Copy the lines of the listing verbatim, from the line holding "svg-text:ELITARE Sp z" through the end of the listing, inclusive.

[Start of Material shown]

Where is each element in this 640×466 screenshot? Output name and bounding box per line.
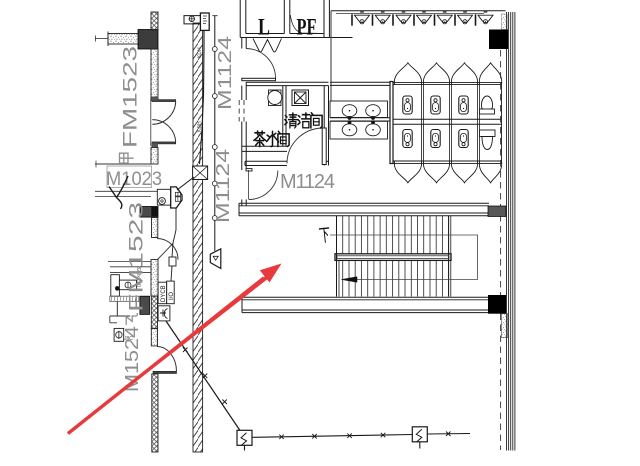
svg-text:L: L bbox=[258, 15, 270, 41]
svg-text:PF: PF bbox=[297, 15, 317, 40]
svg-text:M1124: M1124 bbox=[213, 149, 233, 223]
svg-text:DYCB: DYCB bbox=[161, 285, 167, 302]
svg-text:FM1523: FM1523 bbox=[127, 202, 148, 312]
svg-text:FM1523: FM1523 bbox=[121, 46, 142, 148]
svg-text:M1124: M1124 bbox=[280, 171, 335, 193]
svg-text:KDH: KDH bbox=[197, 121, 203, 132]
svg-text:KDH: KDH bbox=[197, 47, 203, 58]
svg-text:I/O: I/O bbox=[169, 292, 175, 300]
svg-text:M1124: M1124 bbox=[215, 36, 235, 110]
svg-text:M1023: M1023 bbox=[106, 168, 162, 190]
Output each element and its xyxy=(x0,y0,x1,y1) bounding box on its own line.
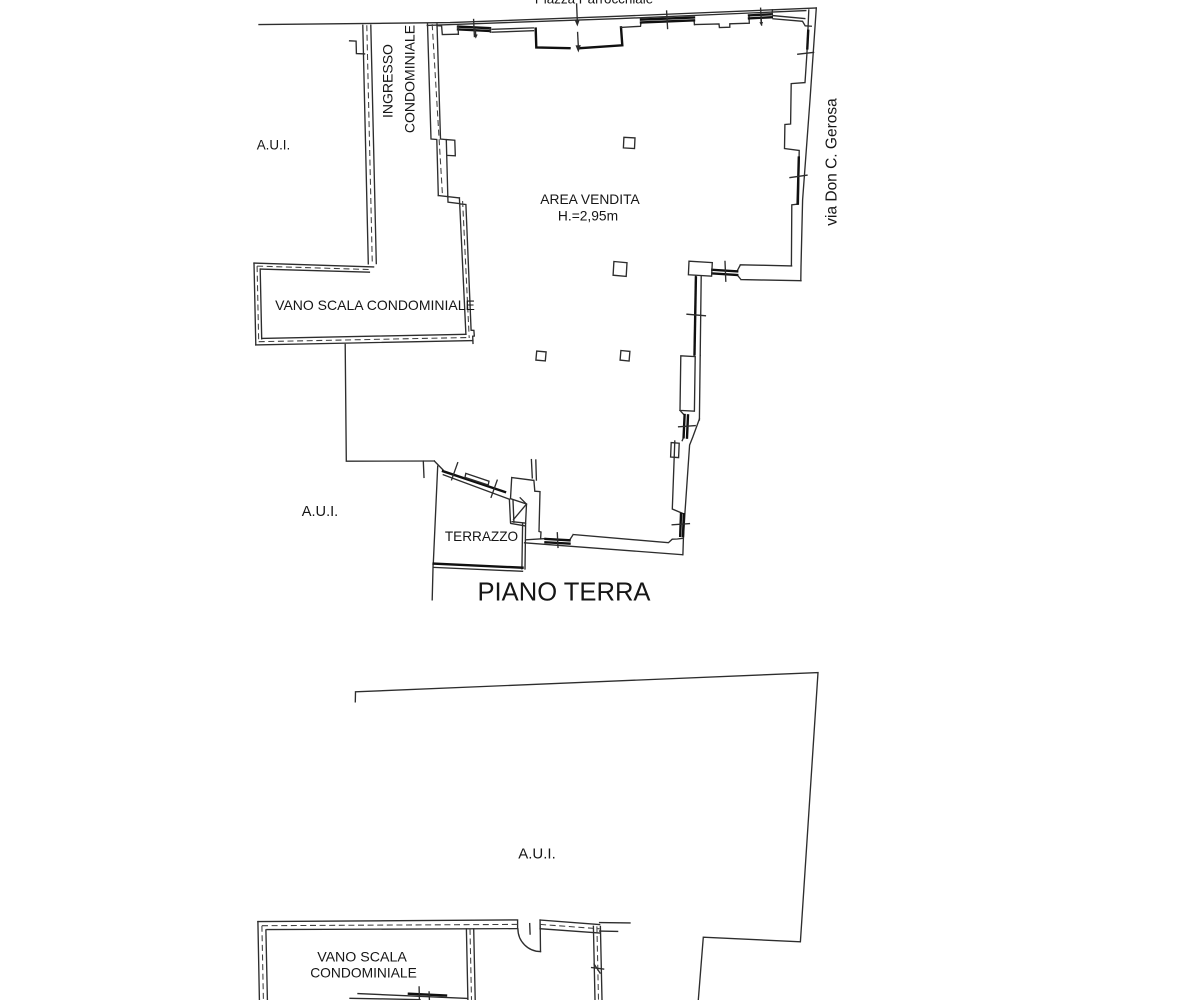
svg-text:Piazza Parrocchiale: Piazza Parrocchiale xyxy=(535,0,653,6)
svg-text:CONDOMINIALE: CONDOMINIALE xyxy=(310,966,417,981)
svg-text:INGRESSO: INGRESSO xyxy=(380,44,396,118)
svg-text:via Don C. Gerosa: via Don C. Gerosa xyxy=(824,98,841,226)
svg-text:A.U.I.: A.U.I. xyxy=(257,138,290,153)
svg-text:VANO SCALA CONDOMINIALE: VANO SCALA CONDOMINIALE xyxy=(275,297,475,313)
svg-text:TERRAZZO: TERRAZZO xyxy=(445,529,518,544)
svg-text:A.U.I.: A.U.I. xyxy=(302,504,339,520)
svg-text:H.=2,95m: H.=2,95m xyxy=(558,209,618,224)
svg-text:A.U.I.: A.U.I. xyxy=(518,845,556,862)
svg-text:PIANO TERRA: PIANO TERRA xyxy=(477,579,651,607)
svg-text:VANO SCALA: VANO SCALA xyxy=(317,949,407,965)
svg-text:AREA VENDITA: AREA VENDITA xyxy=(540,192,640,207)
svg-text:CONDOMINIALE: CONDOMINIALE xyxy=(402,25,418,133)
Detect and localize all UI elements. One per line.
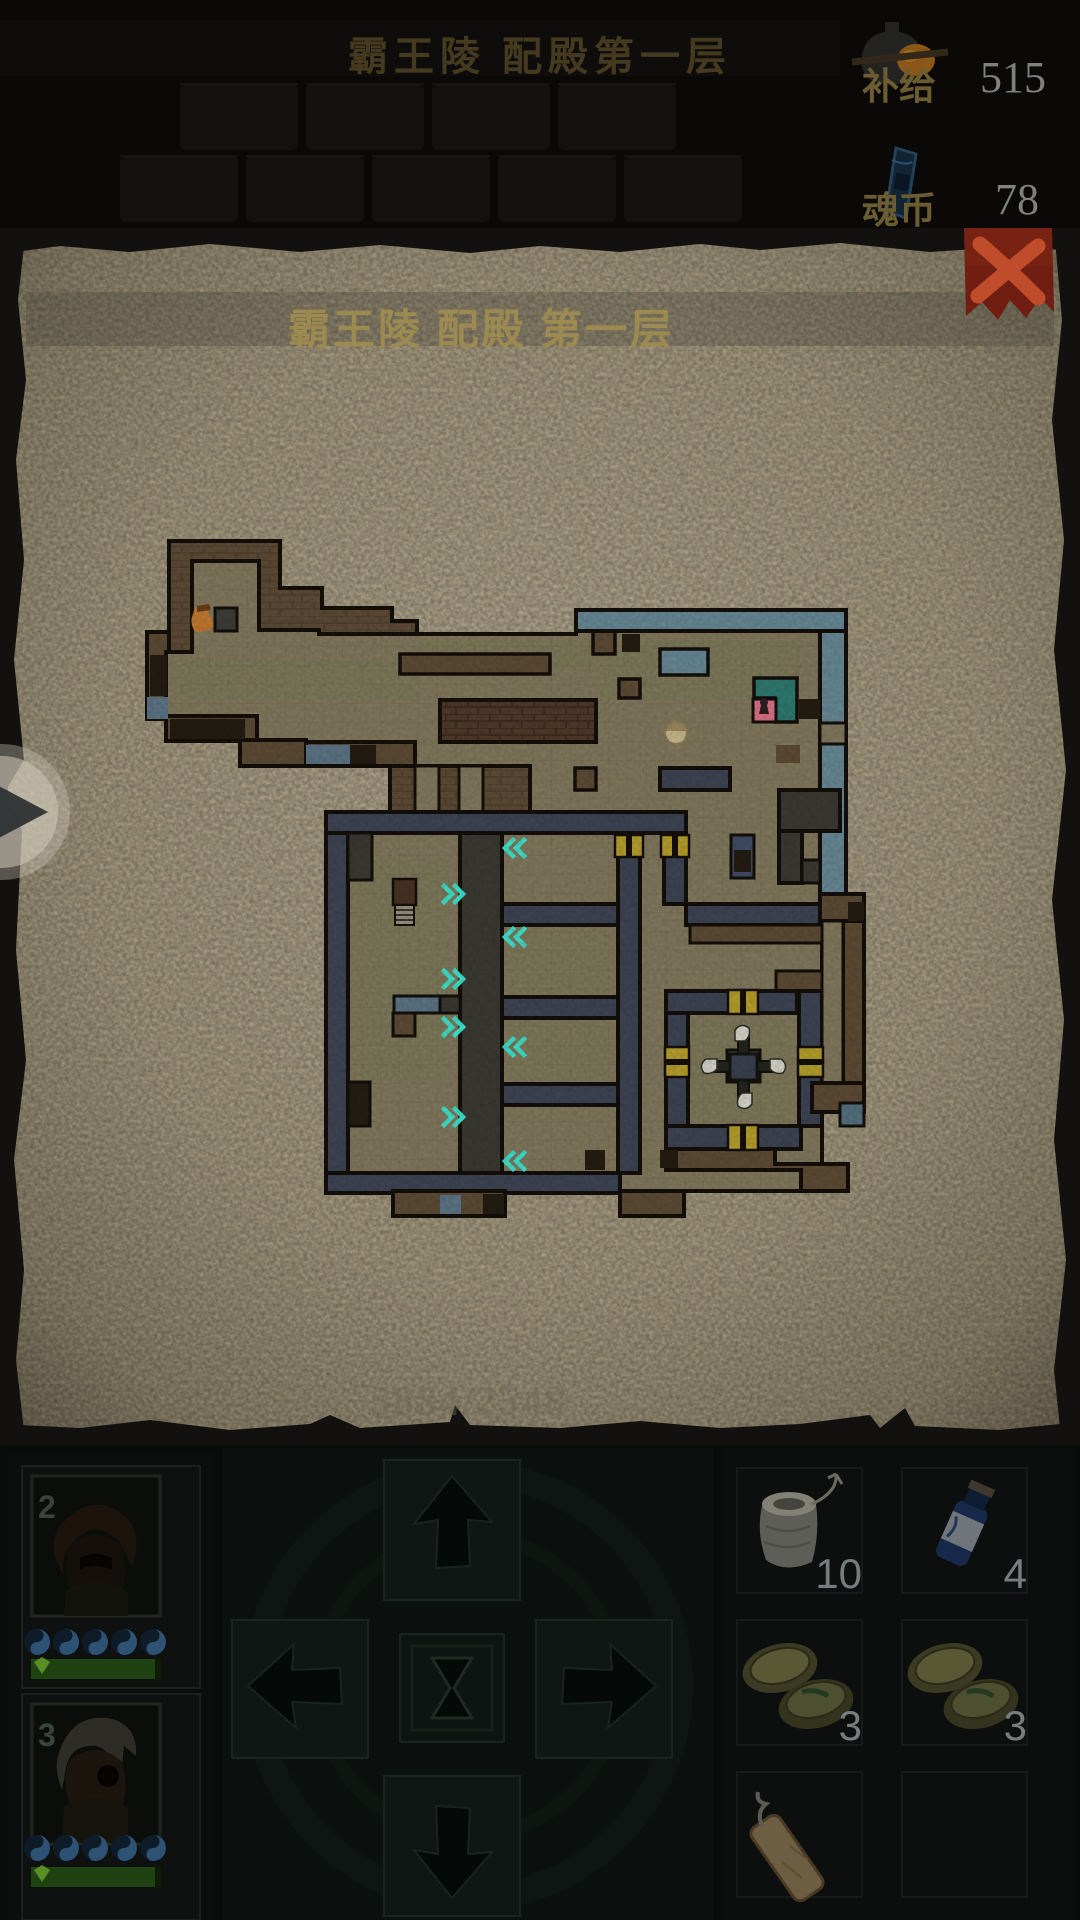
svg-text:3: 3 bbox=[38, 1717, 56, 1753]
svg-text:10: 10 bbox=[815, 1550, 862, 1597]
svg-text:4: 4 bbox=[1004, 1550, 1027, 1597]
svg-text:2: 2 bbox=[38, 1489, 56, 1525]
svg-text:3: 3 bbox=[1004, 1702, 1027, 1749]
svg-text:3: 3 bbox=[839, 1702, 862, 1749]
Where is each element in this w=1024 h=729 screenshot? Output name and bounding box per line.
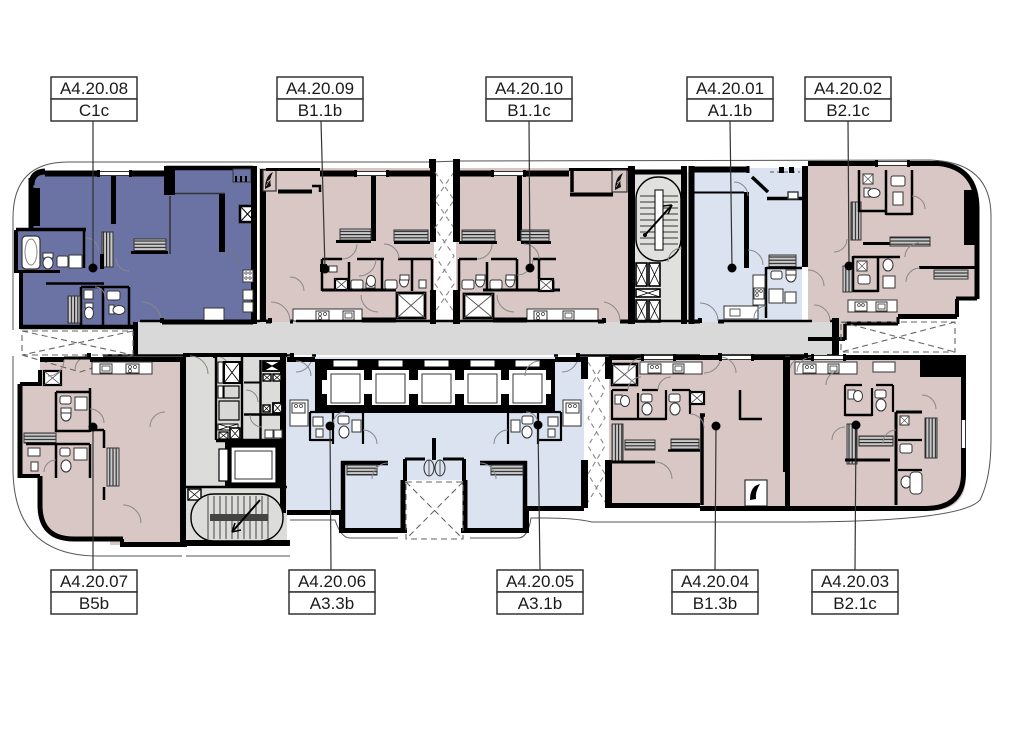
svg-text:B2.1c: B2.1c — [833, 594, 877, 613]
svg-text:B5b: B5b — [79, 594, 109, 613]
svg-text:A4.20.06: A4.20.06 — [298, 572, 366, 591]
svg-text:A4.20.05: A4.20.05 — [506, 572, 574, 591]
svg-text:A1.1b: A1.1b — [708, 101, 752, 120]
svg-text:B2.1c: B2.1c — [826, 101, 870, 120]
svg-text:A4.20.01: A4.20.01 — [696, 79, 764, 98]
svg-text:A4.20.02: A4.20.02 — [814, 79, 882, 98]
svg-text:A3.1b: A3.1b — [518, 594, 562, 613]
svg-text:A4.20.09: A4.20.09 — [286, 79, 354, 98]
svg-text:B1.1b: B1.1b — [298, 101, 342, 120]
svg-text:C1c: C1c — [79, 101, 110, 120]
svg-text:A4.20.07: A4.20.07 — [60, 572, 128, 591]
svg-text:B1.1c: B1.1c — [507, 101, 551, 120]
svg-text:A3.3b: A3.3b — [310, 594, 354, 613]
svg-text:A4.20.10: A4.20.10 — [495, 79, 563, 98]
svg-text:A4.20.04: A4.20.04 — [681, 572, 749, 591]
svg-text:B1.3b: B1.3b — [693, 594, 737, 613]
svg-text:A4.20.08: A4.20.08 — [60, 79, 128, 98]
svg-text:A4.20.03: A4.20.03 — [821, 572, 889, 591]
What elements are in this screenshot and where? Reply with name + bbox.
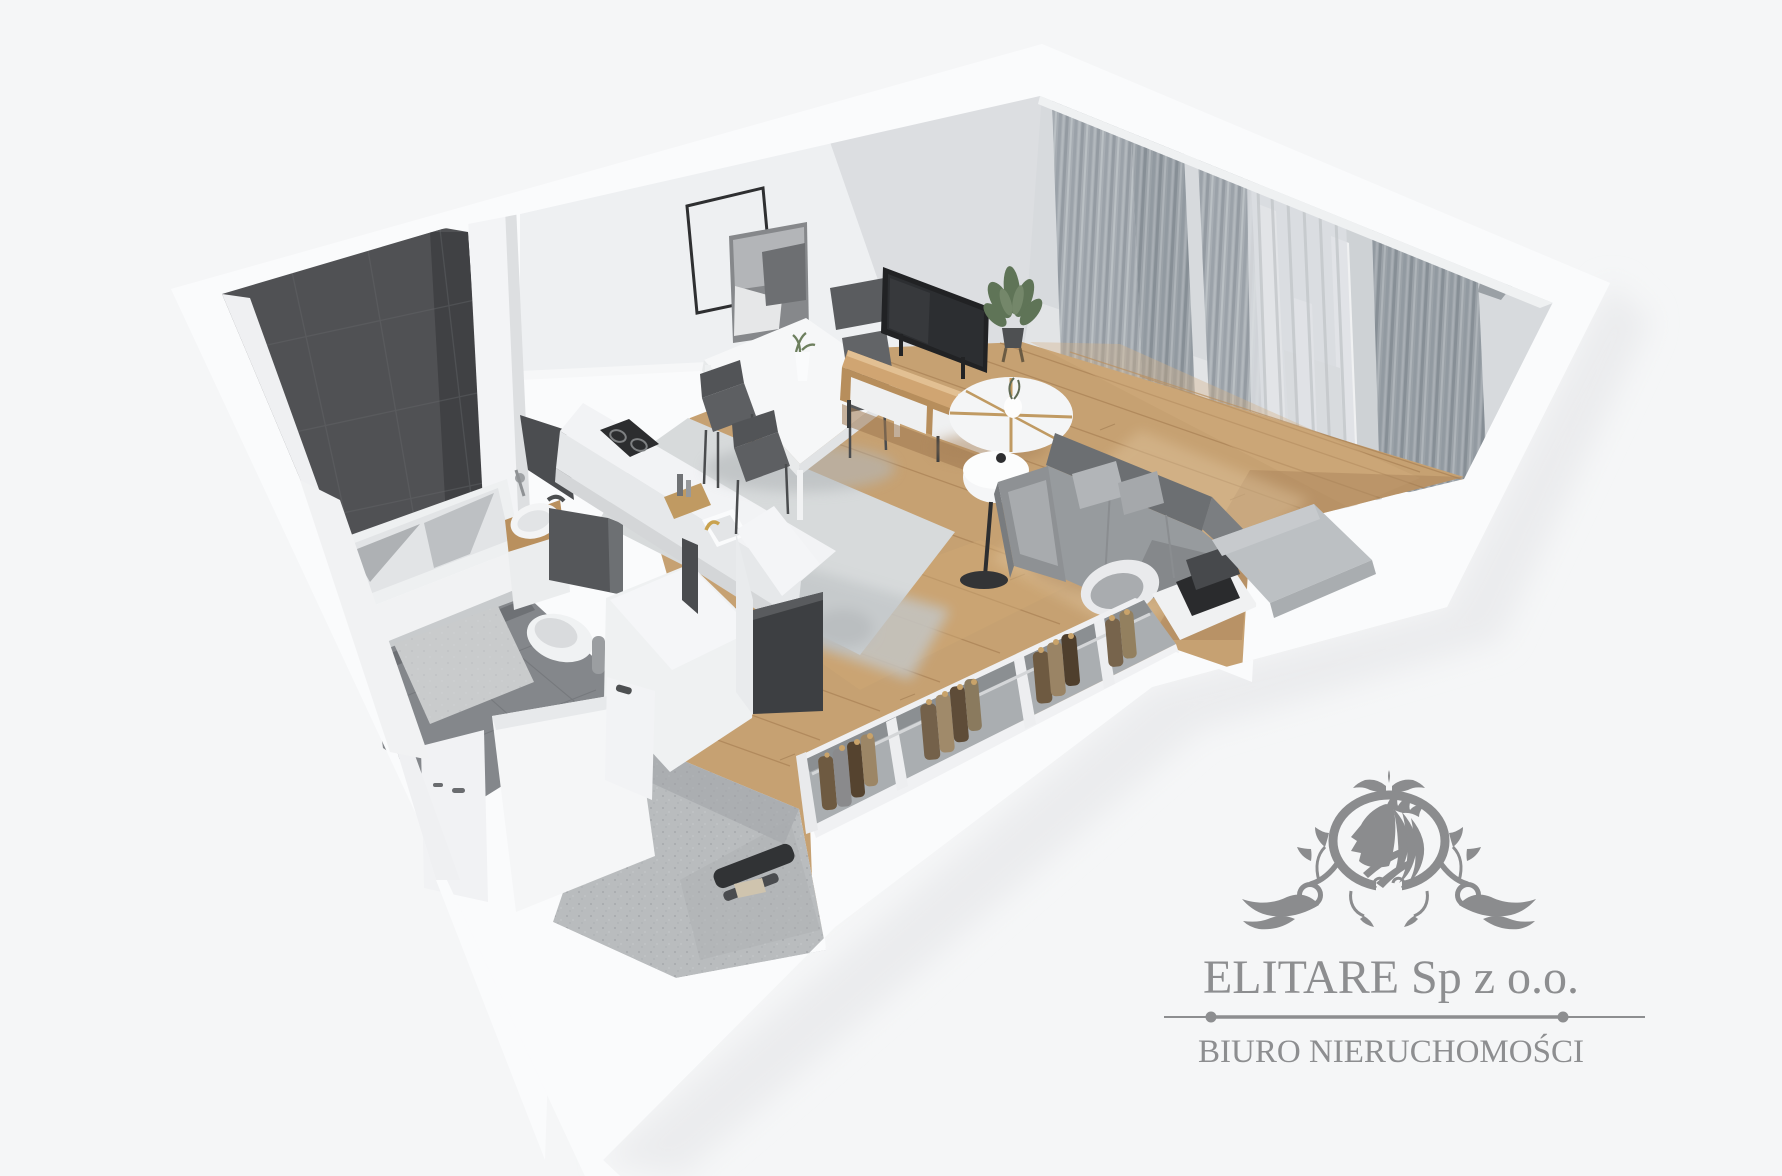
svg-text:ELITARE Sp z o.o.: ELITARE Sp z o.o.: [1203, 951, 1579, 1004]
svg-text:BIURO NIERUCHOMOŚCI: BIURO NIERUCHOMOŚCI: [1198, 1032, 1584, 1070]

[End of Material shown]

#### [Solution for this task]
svg-text:ELITARE Sp z o.o.: ELITARE Sp z o.o.: [1203, 951, 1579, 1004]
svg-text:BIURO NIERUCHOMOŚCI: BIURO NIERUCHOMOŚCI: [1198, 1032, 1584, 1070]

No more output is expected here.